[Problem]
Read the data and repeat all of it exactly.

........

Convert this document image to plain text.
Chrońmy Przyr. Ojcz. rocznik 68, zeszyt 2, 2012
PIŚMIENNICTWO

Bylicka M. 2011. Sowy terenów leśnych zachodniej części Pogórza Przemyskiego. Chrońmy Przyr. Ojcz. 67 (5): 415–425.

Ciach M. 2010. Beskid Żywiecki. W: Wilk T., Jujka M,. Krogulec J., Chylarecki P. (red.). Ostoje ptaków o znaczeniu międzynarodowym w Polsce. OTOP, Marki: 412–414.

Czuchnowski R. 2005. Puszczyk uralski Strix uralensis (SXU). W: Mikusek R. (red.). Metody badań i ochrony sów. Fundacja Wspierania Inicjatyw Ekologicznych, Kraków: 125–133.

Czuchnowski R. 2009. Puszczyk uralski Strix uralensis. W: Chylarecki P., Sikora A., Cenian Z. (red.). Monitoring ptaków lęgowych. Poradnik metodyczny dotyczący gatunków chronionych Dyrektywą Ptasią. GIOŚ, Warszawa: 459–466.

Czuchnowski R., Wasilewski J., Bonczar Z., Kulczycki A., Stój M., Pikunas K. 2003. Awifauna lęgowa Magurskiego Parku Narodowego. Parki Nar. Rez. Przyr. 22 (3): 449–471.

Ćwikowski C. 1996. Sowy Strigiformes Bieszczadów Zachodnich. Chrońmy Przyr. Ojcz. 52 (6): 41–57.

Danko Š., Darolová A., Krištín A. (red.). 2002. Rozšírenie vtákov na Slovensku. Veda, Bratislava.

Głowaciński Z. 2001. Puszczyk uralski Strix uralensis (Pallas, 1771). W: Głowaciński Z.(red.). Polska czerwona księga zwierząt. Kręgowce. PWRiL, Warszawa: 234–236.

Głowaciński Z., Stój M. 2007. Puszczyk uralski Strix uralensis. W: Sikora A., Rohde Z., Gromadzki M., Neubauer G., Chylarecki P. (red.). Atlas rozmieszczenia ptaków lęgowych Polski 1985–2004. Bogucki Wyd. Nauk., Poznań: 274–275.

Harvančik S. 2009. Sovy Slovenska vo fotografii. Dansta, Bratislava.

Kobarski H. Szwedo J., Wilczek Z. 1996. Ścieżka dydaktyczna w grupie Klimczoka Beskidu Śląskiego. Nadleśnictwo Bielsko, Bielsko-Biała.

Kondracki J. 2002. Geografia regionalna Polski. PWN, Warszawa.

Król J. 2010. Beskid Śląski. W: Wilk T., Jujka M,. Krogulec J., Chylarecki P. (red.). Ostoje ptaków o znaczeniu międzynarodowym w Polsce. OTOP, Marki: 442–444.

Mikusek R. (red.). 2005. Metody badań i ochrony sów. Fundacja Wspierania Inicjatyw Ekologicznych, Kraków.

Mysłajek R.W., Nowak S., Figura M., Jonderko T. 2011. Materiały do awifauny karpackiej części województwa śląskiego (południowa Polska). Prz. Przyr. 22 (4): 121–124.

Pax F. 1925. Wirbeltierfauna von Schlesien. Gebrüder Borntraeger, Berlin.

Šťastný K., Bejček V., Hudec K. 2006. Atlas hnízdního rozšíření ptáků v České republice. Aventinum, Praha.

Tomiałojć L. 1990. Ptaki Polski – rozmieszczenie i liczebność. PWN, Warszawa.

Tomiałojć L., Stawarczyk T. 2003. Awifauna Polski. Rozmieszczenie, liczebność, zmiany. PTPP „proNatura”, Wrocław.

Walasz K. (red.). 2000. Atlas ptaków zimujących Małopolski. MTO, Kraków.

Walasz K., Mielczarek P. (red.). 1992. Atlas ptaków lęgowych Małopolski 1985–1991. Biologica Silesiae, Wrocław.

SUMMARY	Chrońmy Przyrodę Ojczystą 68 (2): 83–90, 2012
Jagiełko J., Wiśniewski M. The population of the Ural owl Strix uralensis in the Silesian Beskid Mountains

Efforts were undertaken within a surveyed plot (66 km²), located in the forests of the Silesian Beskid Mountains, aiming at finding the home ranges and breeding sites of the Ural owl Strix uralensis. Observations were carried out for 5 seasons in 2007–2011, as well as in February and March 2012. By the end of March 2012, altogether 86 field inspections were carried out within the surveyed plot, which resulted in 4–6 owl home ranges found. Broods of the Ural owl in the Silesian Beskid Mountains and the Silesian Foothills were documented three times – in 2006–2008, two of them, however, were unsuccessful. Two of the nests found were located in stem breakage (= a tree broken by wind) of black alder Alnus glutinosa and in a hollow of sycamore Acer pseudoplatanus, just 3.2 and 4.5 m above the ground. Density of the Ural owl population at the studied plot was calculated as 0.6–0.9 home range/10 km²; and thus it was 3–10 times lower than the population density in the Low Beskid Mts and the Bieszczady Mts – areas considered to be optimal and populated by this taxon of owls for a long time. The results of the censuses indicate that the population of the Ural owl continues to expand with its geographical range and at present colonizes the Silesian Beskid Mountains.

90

........

[Reply]
Convert this document image to plain text.
Chrońmy Przyr. Ojcz. rocznik 68, zeszyt 2, 2012
PIŚMIENNICTWO

Bylicka M. 2011. Sowy terenów leśnych zachodniej części Pogórza Przemyskiego. Chrońmy Przyr. Ojcz. 67 (5): 415–425.

Ciach M. 2010. Beskid Żywiecki. W: Wilk T., Jujka M,. Krogulec J., Chylarecki P. (red.). Ostoje ptaków o znaczeniu międzynarodowym w Polsce. OTOP, Marki: 412–414.

Czuchnowski R. 2005. Puszczyk uralski Strix uralensis (SXU). W: Mikusek R. (red.). Metody badań i ochrony sów. Fundacja Wspierania Inicjatyw Ekologicznych, Kraków: 125–133.

Czuchnowski R. 2009. Puszczyk uralski Strix uralensis. W: Chylarecki P., Sikora A., Cenian Z. (red.). Monitoring ptaków lęgowych. Poradnik metodyczny dotyczący gatunków chronionych Dyrektywą Ptasią. GIOŚ, Warszawa: 459–466.

Czuchnowski R., Wasilewski J., Bonczar Z., Kulczycki A., Stój M., Pikunas K. 2003. Awifauna lęgowa Magurskiego Parku Narodowego. Parki Nar. Rez. Przyr. 22 (3): 449–471.

Ćwikowski C. 1996. Sowy Strigiformes Bieszczadów Zachodnich. Chrońmy Przyr. Ojcz. 52 (6): 41–57.

Danko Š., Darolová A., Krištín A. (red.). 2002. Rozšírenie vtákov na Slovensku. Veda, Bratislava.

Głowaciński Z. 2001. Puszczyk uralski Strix uralensis (Pallas, 1771). W: Głowaciński Z.(red.). Polska czerwona księga zwierząt. Kręgowce. PWRiL, Warszawa: 234–236.

Głowaciński Z., Stój M. 2007. Puszczyk uralski Strix uralensis. W: Sikora A., Rohde Z., Gromadzki M., Neubauer G., Chylarecki P. (red.). Atlas rozmieszczenia ptaków lęgowych Polski 1985–2004. Bogucki Wyd. Nauk., Poznań: 274–275.

Harvančik S. 2009. Sovy Slovenska vo fotografii. Dansta, Bratislava.

Kobarski H. Szwedo J., Wilczek Z. 1996. Ścieżka dydaktyczna w grupie Klimczoka Beskidu Śląskiego. Nadleśnictwo Bielsko, Bielsko-Biała.

Kondracki J. 2002. Geografia regionalna Polski. PWN, Warszawa.

Król J. 2010. Beskid Śląski. W: Wilk T., Jujka M,. Krogulec J., Chylarecki P. (red.). Ostoje ptaków o znaczeniu międzynarodowym w Polsce. OTOP, Marki: 442–444.

Mikusek R. (red.). 2005. Metody badań i ochrony sów. Fundacja Wspierania Inicjatyw Ekologicznych, Kraków.

Mysłajek R.W., Nowak S., Figura M., Jonderko T. 2011. Materiały do awifauny karpackiej części województwa śląskiego (południowa Polska). Prz. Przyr. 22 (4): 121–124.

Pax F. 1925. Wirbeltierfauna von Schlesien. Gebrüder Borntraeger, Berlin.

Šťastný K., Bejček V., Hudec K. 2006. Atlas hnízdního rozšíření ptáků v České republice. Aventinum, Praha.

Tomiałojć L. 1990. Ptaki Polski – rozmieszczenie i liczebność. PWN, Warszawa.

Tomiałojć L., Stawarczyk T. 2003. Awifauna Polski. Rozmieszczenie, liczebność, zmiany. PTPP „proNatura”, Wrocław.

Walasz K. (red.). 2000. Atlas ptaków zimujących Małopolski. MTO, Kraków.

Walasz K., Mielczarek P. (red.). 1992. Atlas ptaków lęgowych Małopolski 1985–1991. Biologica Silesiae, Wrocław.

SUMMARY	Chrońmy Przyrodę Ojczystą 68 (2): 83–90, 2012
Jagiełko J., Wiśniewski M. The population of the Ural owl Strix uralensis in the Silesian Beskid Mountains

Efforts were undertaken within a surveyed plot (66 km²), located in the forests of the Silesian Beskid Mountains, aiming at finding the home ranges and breeding sites of the Ural owl Strix uralensis. Observations were carried out for 5 seasons in 2007–2011, as well as in February and March 2012. By the end of March 2012, altogether 86 field inspections were carried out within the surveyed plot, which resulted in 4–6 owl home ranges found. Broods of the Ural owl in the Silesian Beskid Mountains and the Silesian Foothills were documented three times – in 2006–2008, two of them, however, were unsuccessful. Two of the nests found were located in stem breakage (= a tree broken by wind) of black alder Alnus glutinosa and in a hollow of sycamore Acer pseudoplatanus, just 3.2 and 4.5 m above the ground. Density of the Ural owl population at the studied plot was calculated as 0.6–0.9 home range/10 km²; and thus it was 3–10 times lower than the population density in the Low Beskid Mts and the Bieszczady Mts – areas considered to be optimal and populated by this taxon of owls for a long time. The results of the censuses indicate that the population of the Ural owl continues to expand with its geographical range and at present colonizes the Silesian Beskid Mountains.

90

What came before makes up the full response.